Of the lines in the entries, how many hold the word "There"? Give that number alone.

(Extracted data entries)

══════

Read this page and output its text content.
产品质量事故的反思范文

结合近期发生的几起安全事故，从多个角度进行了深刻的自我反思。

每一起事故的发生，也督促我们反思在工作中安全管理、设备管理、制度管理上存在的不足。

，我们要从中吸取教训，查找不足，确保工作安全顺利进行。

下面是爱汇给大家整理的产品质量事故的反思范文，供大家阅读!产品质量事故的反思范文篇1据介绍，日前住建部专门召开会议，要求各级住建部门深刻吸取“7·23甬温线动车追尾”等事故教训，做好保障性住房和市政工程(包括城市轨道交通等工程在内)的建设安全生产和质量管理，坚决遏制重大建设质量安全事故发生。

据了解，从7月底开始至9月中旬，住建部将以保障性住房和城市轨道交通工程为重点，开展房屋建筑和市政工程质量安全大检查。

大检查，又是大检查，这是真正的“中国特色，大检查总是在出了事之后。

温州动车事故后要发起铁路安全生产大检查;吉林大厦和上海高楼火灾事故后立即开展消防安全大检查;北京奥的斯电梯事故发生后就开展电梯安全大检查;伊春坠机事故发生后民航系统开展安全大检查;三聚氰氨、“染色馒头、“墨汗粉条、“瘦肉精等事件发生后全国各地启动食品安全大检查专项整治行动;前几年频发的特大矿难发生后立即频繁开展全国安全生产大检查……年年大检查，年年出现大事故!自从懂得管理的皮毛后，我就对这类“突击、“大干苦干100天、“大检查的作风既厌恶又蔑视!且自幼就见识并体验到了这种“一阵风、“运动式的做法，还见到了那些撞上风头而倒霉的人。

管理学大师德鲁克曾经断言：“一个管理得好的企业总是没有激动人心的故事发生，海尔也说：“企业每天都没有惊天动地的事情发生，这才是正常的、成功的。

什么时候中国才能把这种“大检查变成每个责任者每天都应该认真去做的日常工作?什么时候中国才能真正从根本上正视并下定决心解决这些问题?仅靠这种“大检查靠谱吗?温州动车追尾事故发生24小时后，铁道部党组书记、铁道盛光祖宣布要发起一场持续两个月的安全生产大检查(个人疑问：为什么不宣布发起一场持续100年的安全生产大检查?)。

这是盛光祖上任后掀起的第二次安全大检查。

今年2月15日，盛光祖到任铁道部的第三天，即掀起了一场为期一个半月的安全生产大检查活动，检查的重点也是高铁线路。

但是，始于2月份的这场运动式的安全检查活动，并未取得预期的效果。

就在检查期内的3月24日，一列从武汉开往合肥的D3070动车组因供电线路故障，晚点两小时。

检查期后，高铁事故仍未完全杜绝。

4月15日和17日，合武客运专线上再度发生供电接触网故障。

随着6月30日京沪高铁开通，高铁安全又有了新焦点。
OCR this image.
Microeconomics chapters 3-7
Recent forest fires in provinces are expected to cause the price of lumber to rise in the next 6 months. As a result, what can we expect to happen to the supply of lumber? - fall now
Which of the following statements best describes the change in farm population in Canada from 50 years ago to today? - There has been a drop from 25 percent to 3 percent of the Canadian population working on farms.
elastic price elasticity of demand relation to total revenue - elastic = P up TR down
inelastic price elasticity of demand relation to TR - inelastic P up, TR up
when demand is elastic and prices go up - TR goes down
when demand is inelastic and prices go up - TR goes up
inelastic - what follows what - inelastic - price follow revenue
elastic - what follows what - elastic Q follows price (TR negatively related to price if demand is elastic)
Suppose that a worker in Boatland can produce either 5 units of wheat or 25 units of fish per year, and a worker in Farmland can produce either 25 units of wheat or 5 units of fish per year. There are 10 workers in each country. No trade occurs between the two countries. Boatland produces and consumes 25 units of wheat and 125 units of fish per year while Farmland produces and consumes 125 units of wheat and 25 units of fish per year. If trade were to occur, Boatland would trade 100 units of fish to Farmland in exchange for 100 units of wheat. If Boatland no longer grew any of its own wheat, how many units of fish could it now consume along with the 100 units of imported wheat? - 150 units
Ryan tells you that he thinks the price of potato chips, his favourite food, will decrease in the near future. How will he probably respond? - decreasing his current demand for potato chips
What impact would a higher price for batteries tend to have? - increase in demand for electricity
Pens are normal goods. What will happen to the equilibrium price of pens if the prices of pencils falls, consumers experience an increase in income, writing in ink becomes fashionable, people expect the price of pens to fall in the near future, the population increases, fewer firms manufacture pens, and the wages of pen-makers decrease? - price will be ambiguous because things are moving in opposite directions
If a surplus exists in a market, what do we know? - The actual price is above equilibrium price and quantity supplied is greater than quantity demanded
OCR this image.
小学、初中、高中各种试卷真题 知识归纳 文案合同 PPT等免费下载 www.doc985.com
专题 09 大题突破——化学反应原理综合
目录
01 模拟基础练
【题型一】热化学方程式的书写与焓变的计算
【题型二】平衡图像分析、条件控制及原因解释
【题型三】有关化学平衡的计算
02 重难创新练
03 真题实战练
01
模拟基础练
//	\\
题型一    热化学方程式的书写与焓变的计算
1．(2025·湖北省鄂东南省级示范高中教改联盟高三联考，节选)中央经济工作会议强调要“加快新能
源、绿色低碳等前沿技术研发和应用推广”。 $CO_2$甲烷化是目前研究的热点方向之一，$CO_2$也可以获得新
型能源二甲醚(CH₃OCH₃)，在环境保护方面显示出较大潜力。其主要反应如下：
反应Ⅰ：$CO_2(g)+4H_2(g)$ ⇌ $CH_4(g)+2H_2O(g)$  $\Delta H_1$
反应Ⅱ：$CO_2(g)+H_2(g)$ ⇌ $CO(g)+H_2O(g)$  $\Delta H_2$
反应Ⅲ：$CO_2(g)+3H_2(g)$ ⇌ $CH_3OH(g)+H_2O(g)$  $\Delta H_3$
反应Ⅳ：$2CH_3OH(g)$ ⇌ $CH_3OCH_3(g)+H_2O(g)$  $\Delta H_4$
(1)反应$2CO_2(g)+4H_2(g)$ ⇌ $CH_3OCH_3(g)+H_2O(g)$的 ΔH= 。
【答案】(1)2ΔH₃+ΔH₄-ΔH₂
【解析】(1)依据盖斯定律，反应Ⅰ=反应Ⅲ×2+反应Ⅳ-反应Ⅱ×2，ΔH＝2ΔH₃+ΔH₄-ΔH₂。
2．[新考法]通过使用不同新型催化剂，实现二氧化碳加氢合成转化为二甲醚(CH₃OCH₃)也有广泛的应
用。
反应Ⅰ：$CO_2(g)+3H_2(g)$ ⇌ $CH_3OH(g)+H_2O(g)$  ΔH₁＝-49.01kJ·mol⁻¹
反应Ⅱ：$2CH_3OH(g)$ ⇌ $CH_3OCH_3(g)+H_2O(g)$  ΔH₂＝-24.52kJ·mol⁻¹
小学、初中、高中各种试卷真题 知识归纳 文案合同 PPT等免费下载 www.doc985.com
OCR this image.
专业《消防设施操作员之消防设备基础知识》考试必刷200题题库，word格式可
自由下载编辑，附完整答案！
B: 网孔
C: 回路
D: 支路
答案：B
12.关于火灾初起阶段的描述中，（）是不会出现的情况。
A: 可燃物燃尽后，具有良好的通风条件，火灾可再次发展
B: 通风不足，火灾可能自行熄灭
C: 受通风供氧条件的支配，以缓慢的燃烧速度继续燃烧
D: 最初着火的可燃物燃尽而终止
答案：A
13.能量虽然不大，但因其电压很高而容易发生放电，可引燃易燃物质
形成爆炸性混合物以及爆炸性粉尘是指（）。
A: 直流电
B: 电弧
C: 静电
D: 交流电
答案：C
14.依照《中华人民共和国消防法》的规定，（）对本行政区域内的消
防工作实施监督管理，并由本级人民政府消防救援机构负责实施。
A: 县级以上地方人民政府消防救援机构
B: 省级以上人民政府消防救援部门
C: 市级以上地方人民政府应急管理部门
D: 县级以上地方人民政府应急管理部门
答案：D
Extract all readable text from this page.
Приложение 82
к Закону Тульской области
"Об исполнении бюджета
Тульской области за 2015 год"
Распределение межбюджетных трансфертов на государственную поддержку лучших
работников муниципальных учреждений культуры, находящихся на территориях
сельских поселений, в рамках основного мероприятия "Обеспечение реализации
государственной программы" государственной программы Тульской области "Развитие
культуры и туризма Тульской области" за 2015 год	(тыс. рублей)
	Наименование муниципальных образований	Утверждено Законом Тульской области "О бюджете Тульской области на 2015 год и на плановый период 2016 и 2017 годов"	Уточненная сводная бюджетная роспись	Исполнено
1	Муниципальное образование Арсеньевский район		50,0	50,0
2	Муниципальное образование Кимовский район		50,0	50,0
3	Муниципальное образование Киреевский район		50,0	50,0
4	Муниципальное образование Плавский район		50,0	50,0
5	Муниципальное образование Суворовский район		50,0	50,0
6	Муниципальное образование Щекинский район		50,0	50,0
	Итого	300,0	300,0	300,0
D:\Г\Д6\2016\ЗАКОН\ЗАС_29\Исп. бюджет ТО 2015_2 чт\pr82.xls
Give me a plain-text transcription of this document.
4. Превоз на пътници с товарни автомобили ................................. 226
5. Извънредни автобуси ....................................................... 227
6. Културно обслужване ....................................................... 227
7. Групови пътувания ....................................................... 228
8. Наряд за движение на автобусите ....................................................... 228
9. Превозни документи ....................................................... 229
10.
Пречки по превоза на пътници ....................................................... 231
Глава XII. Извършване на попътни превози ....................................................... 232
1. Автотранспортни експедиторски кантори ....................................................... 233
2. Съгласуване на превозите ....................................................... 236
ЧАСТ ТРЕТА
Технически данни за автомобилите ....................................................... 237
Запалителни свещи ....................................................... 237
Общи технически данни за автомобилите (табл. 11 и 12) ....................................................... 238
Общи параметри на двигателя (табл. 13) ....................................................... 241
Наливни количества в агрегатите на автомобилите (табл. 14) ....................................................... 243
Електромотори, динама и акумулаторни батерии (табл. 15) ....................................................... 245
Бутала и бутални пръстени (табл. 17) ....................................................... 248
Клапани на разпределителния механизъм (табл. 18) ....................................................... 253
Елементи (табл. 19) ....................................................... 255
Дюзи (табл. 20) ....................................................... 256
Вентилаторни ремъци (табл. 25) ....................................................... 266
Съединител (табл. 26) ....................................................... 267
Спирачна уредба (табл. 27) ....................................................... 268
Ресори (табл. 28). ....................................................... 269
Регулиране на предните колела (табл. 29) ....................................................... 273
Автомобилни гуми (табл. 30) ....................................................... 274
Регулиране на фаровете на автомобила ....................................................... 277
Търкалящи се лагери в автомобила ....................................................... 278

══════

▶ **RESULT**
2